++++ EXERCISE INPUT

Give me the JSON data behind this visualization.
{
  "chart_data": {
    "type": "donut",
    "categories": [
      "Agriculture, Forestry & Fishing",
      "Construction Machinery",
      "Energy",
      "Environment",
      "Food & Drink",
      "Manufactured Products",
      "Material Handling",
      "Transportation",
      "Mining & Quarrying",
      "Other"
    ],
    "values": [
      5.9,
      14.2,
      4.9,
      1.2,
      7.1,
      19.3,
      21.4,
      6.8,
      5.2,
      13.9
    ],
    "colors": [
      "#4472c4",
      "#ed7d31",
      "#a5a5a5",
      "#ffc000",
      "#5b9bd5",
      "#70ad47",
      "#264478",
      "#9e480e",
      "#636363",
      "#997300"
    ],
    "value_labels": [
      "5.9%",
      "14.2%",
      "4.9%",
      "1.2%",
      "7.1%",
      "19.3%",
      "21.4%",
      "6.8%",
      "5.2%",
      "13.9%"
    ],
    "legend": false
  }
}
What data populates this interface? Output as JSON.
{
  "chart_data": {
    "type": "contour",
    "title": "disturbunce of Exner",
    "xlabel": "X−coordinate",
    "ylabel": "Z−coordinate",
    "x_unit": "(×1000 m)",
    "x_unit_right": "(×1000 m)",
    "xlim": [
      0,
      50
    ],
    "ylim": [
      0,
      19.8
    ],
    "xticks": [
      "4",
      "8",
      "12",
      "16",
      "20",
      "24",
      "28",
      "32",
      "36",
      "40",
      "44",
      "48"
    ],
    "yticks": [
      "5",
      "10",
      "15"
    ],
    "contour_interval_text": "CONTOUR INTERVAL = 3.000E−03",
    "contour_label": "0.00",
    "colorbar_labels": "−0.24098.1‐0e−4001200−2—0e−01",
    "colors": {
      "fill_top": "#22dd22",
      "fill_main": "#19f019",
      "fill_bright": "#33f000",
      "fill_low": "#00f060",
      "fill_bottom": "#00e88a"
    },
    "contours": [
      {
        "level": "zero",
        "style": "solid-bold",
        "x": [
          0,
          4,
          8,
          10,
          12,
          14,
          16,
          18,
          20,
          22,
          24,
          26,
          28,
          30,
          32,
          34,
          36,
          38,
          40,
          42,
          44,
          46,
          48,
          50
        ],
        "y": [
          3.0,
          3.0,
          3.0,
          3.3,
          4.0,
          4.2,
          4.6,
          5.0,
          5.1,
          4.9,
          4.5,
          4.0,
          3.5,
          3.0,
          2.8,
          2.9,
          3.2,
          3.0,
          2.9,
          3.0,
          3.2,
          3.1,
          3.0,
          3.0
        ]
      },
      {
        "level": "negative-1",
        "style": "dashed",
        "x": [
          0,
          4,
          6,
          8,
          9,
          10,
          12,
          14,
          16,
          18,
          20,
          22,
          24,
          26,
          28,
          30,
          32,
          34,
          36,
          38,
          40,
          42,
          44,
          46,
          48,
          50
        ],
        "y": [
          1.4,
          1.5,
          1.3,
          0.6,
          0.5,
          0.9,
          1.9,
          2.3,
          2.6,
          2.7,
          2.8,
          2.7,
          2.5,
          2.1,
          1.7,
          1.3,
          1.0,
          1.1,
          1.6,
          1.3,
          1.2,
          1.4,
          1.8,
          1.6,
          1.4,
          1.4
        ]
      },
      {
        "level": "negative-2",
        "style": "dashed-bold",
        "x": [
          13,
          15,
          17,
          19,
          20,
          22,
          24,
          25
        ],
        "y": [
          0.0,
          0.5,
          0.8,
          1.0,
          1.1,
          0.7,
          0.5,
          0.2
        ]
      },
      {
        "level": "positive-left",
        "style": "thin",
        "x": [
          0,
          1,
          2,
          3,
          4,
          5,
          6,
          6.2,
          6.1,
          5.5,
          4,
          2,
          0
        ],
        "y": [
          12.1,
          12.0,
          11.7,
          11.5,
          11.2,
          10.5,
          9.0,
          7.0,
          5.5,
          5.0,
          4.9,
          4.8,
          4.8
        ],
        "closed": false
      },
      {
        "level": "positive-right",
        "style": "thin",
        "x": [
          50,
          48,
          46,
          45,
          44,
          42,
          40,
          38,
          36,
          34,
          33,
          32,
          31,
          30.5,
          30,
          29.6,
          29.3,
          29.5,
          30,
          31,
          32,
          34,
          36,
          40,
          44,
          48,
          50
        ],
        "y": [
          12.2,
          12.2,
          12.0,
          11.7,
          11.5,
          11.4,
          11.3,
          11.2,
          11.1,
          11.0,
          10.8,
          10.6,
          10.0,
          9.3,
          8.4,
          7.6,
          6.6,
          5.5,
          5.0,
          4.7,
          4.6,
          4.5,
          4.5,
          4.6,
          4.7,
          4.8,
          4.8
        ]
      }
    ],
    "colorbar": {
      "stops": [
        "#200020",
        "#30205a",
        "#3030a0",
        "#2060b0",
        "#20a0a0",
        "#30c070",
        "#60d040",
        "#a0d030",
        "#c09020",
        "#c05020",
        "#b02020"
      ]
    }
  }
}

++++++++

**WRITTEN TASK**
Copy each line of the data above without altering a single character.

**WRITTEN ANSWER**
Give me the JSON data behind this visualization.
{
  "chart_data": {
    "type": "donut",
    "categories": [
      "Agriculture, Forestry & Fishing",
      "Construction Machinery",
      "Energy",
      "Environment",
      "Food & Drink",
      "Manufactured Products",
      "Material Handling",
      "Transportation",
      "Mining & Quarrying",
      "Other"
    ],
    "values": [
      5.9,
      14.2,
      4.9,
      1.2,
      7.1,
      19.3,
      21.4,
      6.8,
      5.2,
      13.9
    ],
    "colors": [
      "#4472c4",
      "#ed7d31",
      "#a5a5a5",
      "#ffc000",
      "#5b9bd5",
      "#70ad47",
      "#264478",
      "#9e480e",
      "#636363",
      "#997300"
    ],
    "value_labels": [
      "5.9%",
      "14.2%",
      "4.9%",
      "1.2%",
      "7.1%",
      "19.3%",
      "21.4%",
      "6.8%",
      "5.2%",
      "13.9%"
    ],
    "legend": false
  }
}
What data populates this interface? Output as JSON.
{
  "chart_data": {
    "type": "contour",
    "title": "disturbunce of Exner",
    "xlabel": "X−coordinate",
    "ylabel": "Z−coordinate",
    "x_unit": "(×1000 m)",
    "x_unit_right": "(×1000 m)",
    "xlim": [
      0,
      50
    ],
    "ylim": [
      0,
      19.8
    ],
    "xticks": [
      "4",
      "8",
      "12",
      "16",
      "20",
      "24",
      "28",
      "32",
      "36",
      "40",
      "44",
      "48"
    ],
    "yticks": [
      "5",
      "10",
      "15"
    ],
    "contour_interval_text": "CONTOUR INTERVAL = 3.000E−03",
    "contour_label": "0.00",
    "colorbar_labels": "−0.24098.1‐0e−4001200−2—0e−01",
    "colors": {
      "fill_top": "#22dd22",
      "fill_main": "#19f019",
      "fill_bright": "#33f000",
      "fill_low": "#00f060",
      "fill_bottom": "#00e88a"
    },
    "contours": [
      {
        "level": "zero",
        "style": "solid-bold",
        "x": [
          0,
          4,
          8,
          10,
          12,
          14,
          16,
          18,
          20,
          22,
          24,
          26,
          28,
          30,
          32,
          34,
          36,
          38,
          40,
          42,
          44,
          46,
          48,
          50
        ],
        "y": [
          3.0,
          3.0,
          3.0,
          3.3,
          4.0,
          4.2,
          4.6,
          5.0,
          5.1,
          4.9,
          4.5,
          4.0,
          3.5,
          3.0,
          2.8,
          2.9,
          3.2,
          3.0,
          2.9,
          3.0,
          3.2,
          3.1,
          3.0,
          3.0
        ]
      },
      {
        "level": "negative-1",
        "style": "dashed",
        "x": [
          0,
          4,
          6,
          8,
          9,
          10,
          12,
          14,
          16,
          18,
          20,
          22,
          24,
          26,
          28,
          30,
          32,
          34,
          36,
          38,
          40,
          42,
          44,
          46,
          48,
          50
        ],
        "y": [
          1.4,
          1.5,
          1.3,
          0.6,
          0.5,
          0.9,
          1.9,
          2.3,
          2.6,
          2.7,
          2.8,
          2.7,
          2.5,
          2.1,
          1.7,
          1.3,
          1.0,
          1.1,
          1.6,
          1.3,
          1.2,
          1.4,
          1.8,
          1.6,
          1.4,
          1.4
        ]
      },
      {
        "level": "negative-2",
        "style": "dashed-bold",
        "x": [
          13,
          15,
          17,
          19,
          20,
          22,
          24,
          25
        ],
        "y": [
          0.0,
          0.5,
          0.8,
          1.0,
          1.1,
          0.7,
          0.5,
          0.2
        ]
      },
      {
        "level": "positive-left",
        "style": "thin",
        "x": [
          0,
          1,
          2,
          3,
          4,
          5,
          6,
          6.2,
          6.1,
          5.5,
          4,
          2,
          0
        ],
        "y": [
          12.1,
          12.0,
          11.7,
          11.5,
          11.2,
          10.5,
          9.0,
          7.0,
          5.5,
          5.0,
          4.9,
          4.8,
          4.8
        ],
        "closed": false
      },
      {
        "level": "positive-right",
        "style": "thin",
        "x": [
          50,
          48,
          46,
          45,
          44,
          42,
          40,
          38,
          36,
          34,
          33,
          32,
          31,
          30.5,
          30,
          29.6,
          29.3,
          29.5,
          30,
          31,
          32,
          34,
          36,
          40,
          44,
          48,
          50
        ],
        "y": [
          12.2,
          12.2,
          12.0,
          11.7,
          11.5,
          11.4,
          11.3,
          11.2,
          11.1,
          11.0,
          10.8,
          10.6,
          10.0,
          9.3,
          8.4,
          7.6,
          6.6,
          5.5,
          5.0,
          4.7,
          4.6,
          4.5,
          4.5,
          4.6,
          4.7,
          4.8,
          4.8
        ]
      }
    ],
    "colorbar": {
      "stops": [
        "#200020",
        "#30205a",
        "#3030a0",
        "#2060b0",
        "#20a0a0",
        "#30c070",
        "#60d040",
        "#a0d030",
        "#c09020",
        "#c05020",
        "#b02020"
      ]
    }
  }
}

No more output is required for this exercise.